<<<<

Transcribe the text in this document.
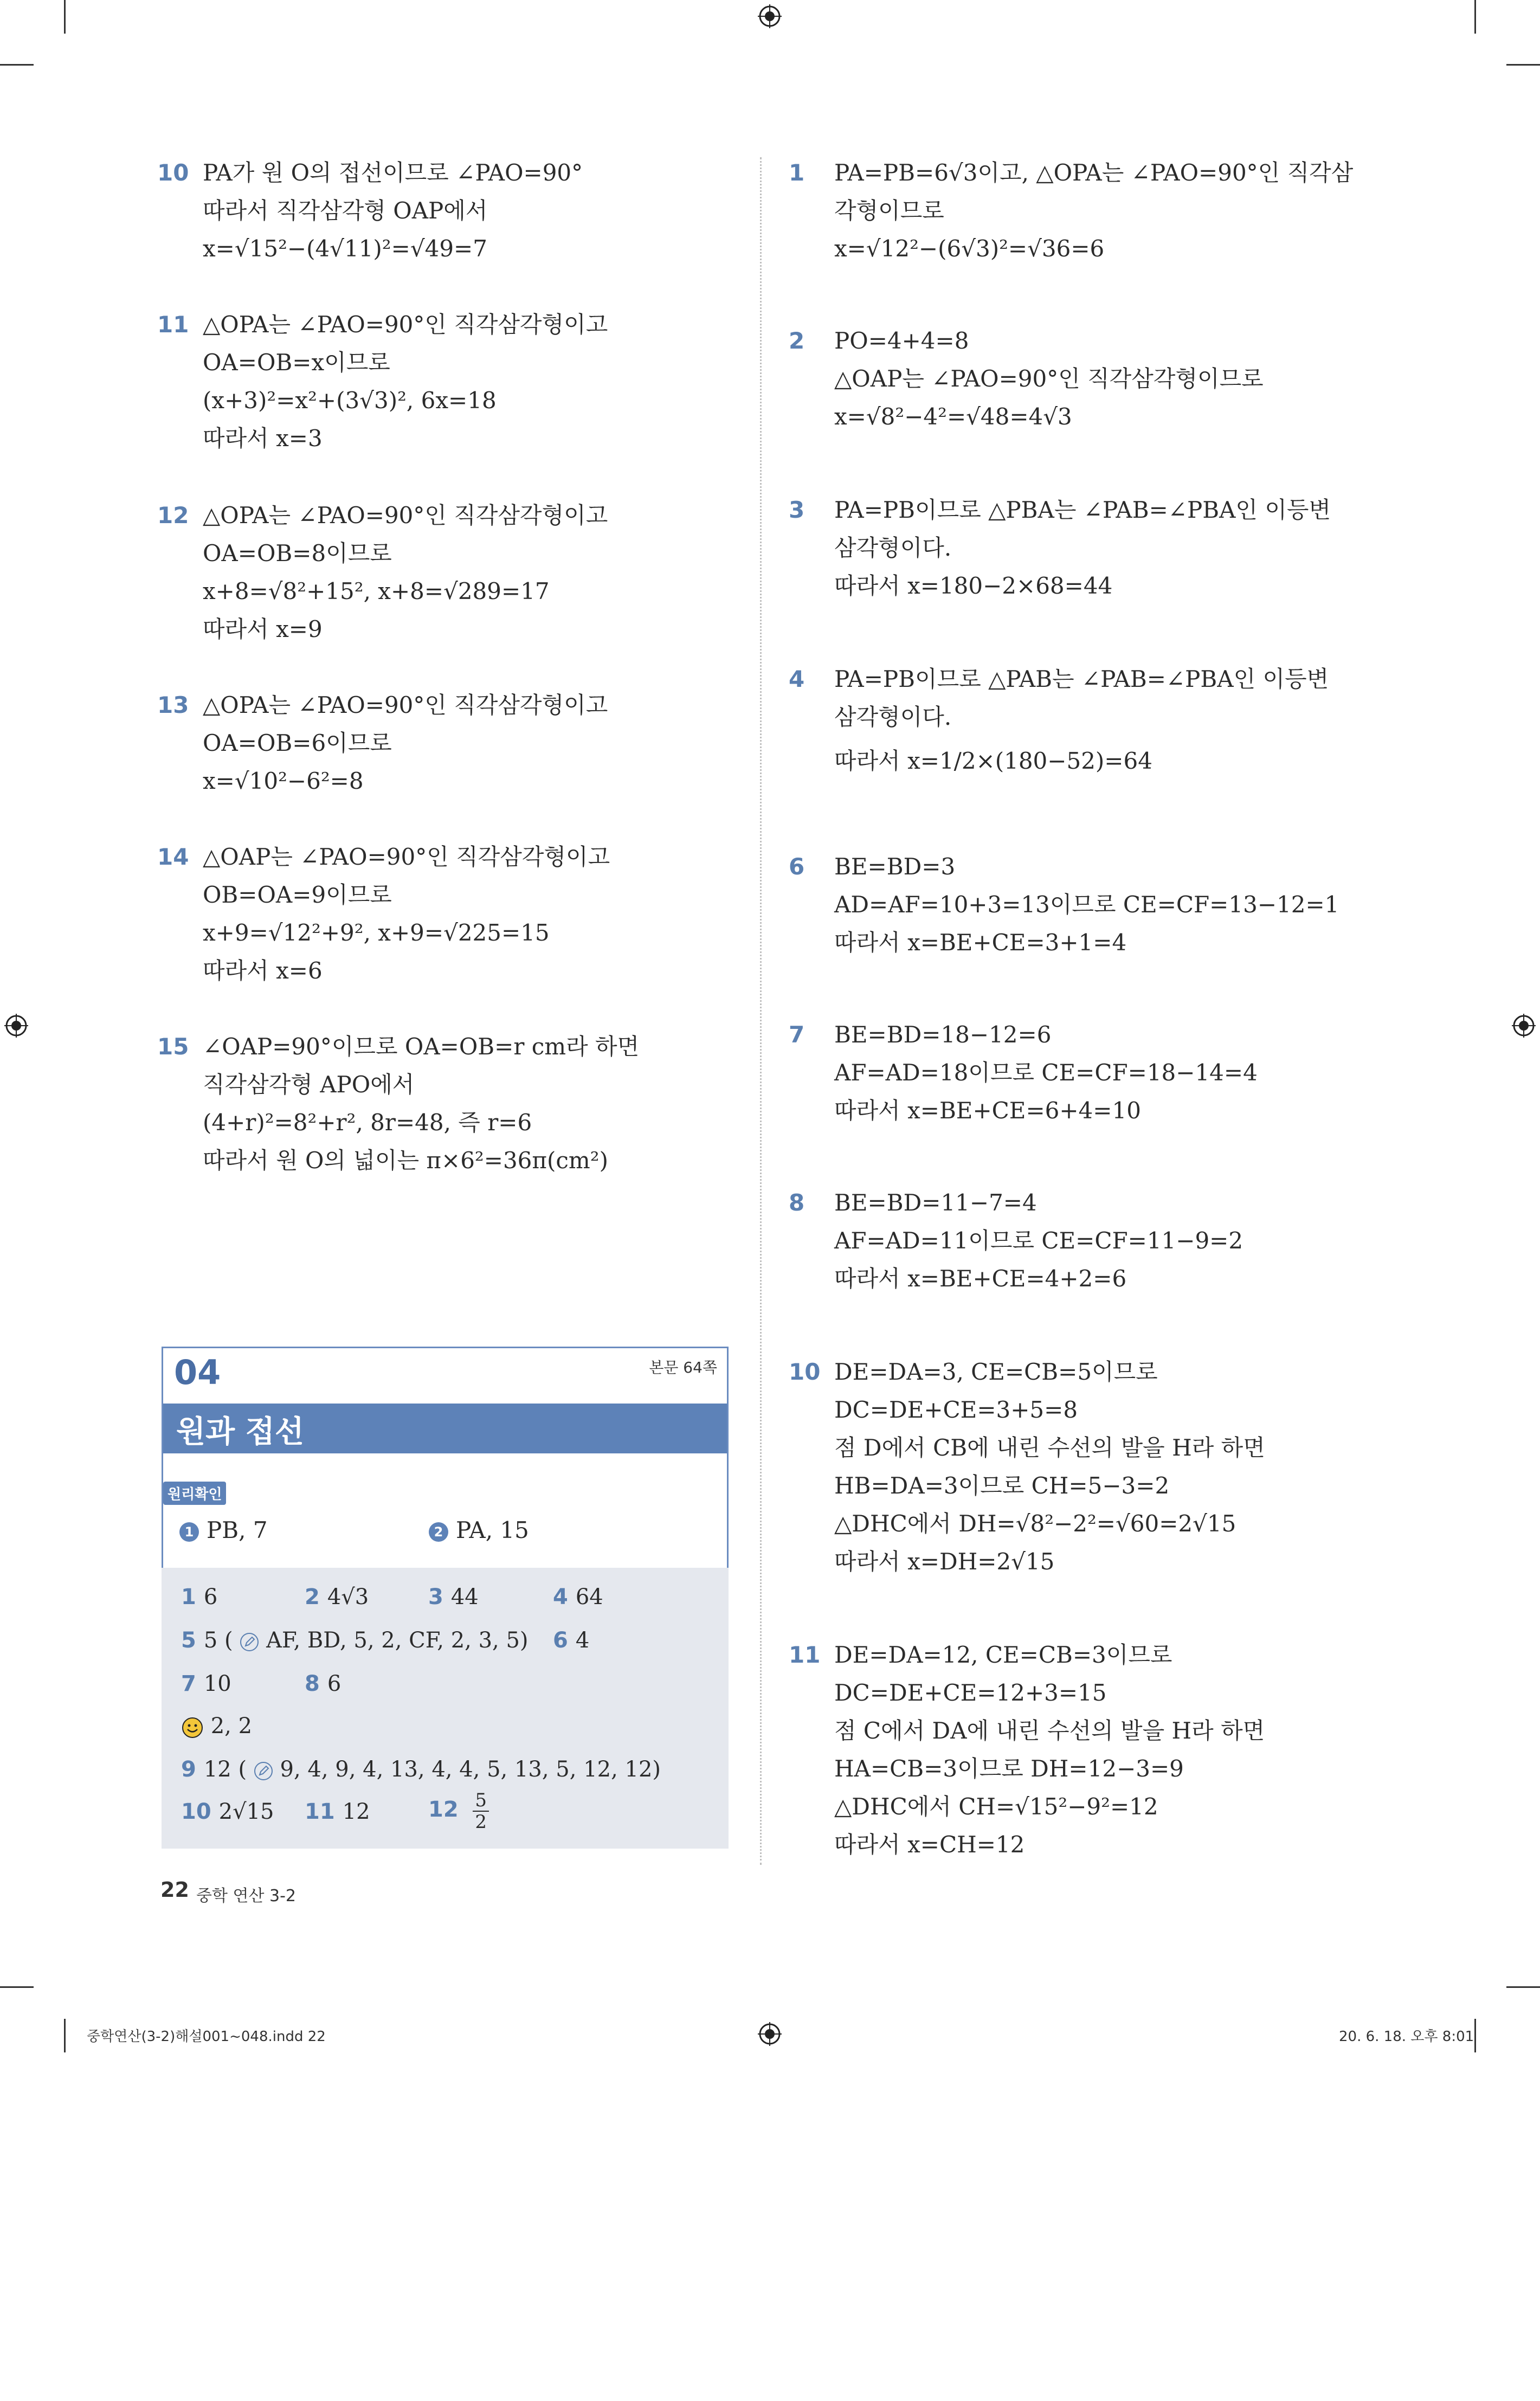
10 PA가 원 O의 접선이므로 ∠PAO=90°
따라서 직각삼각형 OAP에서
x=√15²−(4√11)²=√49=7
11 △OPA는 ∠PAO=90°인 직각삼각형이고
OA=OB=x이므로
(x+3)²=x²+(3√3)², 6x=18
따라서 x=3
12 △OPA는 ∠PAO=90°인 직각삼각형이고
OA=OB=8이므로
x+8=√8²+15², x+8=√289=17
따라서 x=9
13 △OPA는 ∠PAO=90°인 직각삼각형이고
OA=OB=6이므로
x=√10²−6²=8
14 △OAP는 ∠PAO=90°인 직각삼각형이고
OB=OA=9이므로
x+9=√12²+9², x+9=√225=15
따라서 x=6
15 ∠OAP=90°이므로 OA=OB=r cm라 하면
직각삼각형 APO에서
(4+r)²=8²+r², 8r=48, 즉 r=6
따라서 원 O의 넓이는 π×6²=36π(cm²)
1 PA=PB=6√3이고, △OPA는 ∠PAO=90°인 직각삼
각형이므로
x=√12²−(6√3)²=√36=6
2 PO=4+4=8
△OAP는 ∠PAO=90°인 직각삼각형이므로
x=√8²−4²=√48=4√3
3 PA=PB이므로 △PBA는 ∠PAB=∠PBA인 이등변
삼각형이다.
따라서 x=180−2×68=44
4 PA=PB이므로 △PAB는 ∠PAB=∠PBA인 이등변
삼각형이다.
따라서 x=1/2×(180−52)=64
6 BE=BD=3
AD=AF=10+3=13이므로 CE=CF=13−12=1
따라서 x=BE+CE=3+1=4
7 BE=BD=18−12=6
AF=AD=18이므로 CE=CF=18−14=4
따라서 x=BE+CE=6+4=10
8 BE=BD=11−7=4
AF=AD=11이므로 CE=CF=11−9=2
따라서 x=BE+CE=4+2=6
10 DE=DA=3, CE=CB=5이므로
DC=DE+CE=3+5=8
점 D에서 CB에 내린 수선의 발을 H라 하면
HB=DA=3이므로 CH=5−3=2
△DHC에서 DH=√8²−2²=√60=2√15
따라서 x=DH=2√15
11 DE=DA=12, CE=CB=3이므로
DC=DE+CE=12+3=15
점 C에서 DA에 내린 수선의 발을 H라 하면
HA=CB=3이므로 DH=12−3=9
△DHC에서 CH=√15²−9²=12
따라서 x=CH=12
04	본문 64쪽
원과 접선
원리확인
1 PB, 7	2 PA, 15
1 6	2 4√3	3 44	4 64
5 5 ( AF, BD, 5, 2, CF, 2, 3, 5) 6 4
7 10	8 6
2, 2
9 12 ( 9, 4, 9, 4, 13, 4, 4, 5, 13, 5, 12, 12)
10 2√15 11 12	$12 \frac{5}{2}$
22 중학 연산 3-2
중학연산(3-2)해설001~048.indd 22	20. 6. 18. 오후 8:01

>>>>

**WHAT YOU NEED TO DO**.
Pick out the lines that have the word "DHC에서". Copy them all.

**FINISHED TASK**.
△DHC에서 DH=√8²−2²=√60=2√15
△DHC에서 CH=√15²−9²=12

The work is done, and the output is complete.